### Data excerpts
>> start
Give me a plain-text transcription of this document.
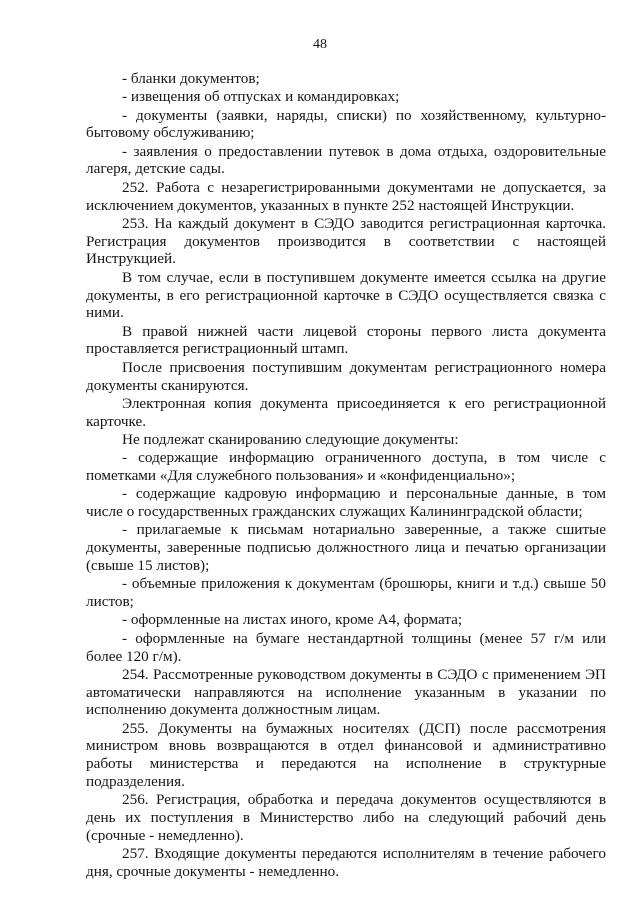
48

- бланки документов;

- извещения об отпусках и командировках;

- документы (заявки, наряды, списки) по хозяйственному, культурно-бытовому обслуживанию;

- заявления о предоставлении путевок в дома отдыха, оздоровительные лагеря, детские сады.

252. Работа с незарегистрированными документами не допускается, за исключением документов, указанных в пункте 252 настоящей Инструкции.

253. На каждый документ в СЭДО заводится регистрационная карточка. Регистрация документов производится в соответствии с настоящей Инструкцией.

В том случае, если в поступившем документе имеется ссылка на другие документы, в его регистрационной карточке в СЭДО осуществляется связка с ними.

В правой нижней части лицевой стороны первого листа документа проставляется регистрационный штамп.

После присвоения поступившим документам регистрационного номера документы сканируются.

Электронная копия документа присоединяется к его регистрационной карточке.

Не подлежат сканированию следующие документы:

- содержащие информацию ограниченного доступа, в том числе с пометками «Для служебного пользования» и «конфиденциально»;

- содержащие кадровую информацию и персональные данные, в том числе о государственных гражданских служащих Калининградской области;

- прилагаемые к письмам нотариально заверенные, а также сшитые документы, заверенные подписью должностного лица и печатью организации (свыше 15 листов);

- объемные приложения к документам (брошюры, книги и т.д.) свыше 50 листов;

- оформленные на листах иного, кроме А4, формата;

- оформленные на бумаге нестандартной толщины (менее 57 г/м или более 120 г/м).

254. Рассмотренные руководством документы в СЭДО с применением ЭП автоматически направляются на исполнение указанным в указании по исполнению документа должностным лицам.

255. Документы на бумажных носителях (ДСП) после рассмотрения министром вновь возвращаются в отдел финансовой и административно работы министерства и передаются на исполнение в структурные подразделения.

256. Регистрация, обработка и передача документов осуществляются в день их поступления в Министерство либо на следующий рабочий день (срочные - немедленно).

257. Входящие документы передаются исполнителям в течение рабочего дня, срочные документы - немедленно.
>> end
### Brief
Gather, from the listing above, every line carrying the word "информацию".

### Reply
- содержащие информацию ограниченного доступа, в том числе с пометками «Для служебного пользования» и «конфиденциально»;
- содержащие кадровую информацию и персональные данные, в том числе о государственных гражданских служащих Калининградской области;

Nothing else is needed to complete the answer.